[[ EXTRACT TO READ open ]]

08 Mar 2019

Minnesota: Temporary Total Disability Owed May Not Be Offset by Payments Made Under Short-Term Disability Plan

Payments made to an injured employee under an employer’s short-term disability may not be used to offset amounts owed to the employee for the same period of disability under the employer's self-funded, self-administered, short-term disability (STD) plan, held the Supreme Court of Minnesota. The Court initially acknowledged that public opinion disfavored a double recovery. Further, it recognized the employer’s concern that was effectively penalized for maintaining an additional wage-loss benefit for its employees suffering a covered workers’ compensation injury, and through this STD program, immediately paying benefits to its employee when an injury occurred. Nevertheless, in the absence of a legislative offset provision, the Court could not create one. The Court added that if a different result was necessary, the Legislature — not the Judiciary — had to act.

Thomas A. Robinson, J.D., the Feature National Columnist for the LexisNexis Workers’ Compensation eNewsletter, is co-author of Larson’s Workers’ Compensation Law (LexisNexis).

LexisNexis Online Subscribers: Citations below link to Lexis Advance.

See Bruton v. Smithfield Foods, 2019 Minn. LEXIS 91 (Feb. 27, 2019)

See generally Larson’s Workers’ Compensation Law, § 157.05.

[[ EXTRACT TO READ closed ]]

EXERCISE AIM: Could you give the Minnesota disability-offset item again from "LexisNexis Online Subscribers: Citations" to "Law, § 157.05.", switching "Citations" to "References"?

[[ GIVEN RECORDS open ]]

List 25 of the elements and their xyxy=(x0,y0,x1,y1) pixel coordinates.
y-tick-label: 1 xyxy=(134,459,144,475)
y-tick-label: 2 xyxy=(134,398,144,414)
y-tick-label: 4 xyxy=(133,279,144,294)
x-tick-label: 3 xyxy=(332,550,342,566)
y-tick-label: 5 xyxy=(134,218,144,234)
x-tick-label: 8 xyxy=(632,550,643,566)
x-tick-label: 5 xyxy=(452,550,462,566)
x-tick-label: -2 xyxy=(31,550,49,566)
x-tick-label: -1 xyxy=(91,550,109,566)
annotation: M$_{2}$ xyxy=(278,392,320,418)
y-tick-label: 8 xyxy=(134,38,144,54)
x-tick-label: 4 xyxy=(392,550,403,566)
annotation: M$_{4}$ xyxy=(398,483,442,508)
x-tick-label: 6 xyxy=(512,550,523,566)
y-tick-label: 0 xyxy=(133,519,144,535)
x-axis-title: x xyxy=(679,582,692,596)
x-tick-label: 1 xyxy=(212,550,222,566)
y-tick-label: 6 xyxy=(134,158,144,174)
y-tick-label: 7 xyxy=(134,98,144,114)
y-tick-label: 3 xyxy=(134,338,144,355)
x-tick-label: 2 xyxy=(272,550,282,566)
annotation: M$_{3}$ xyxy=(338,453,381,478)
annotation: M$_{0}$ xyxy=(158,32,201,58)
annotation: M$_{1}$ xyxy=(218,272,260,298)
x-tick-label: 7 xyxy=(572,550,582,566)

[[ GIVEN RECORDS closed ]]

SOLUTION TO THE EXERCISE:
LexisNexis Online Subscribers: References below link to Lexis Advance.

See Bruton v. Smithfield Foods, 2019 Minn. LEXIS 91 (Feb. 27, 2019)

See generally Larson’s Workers’ Compensation Law, § 157.05.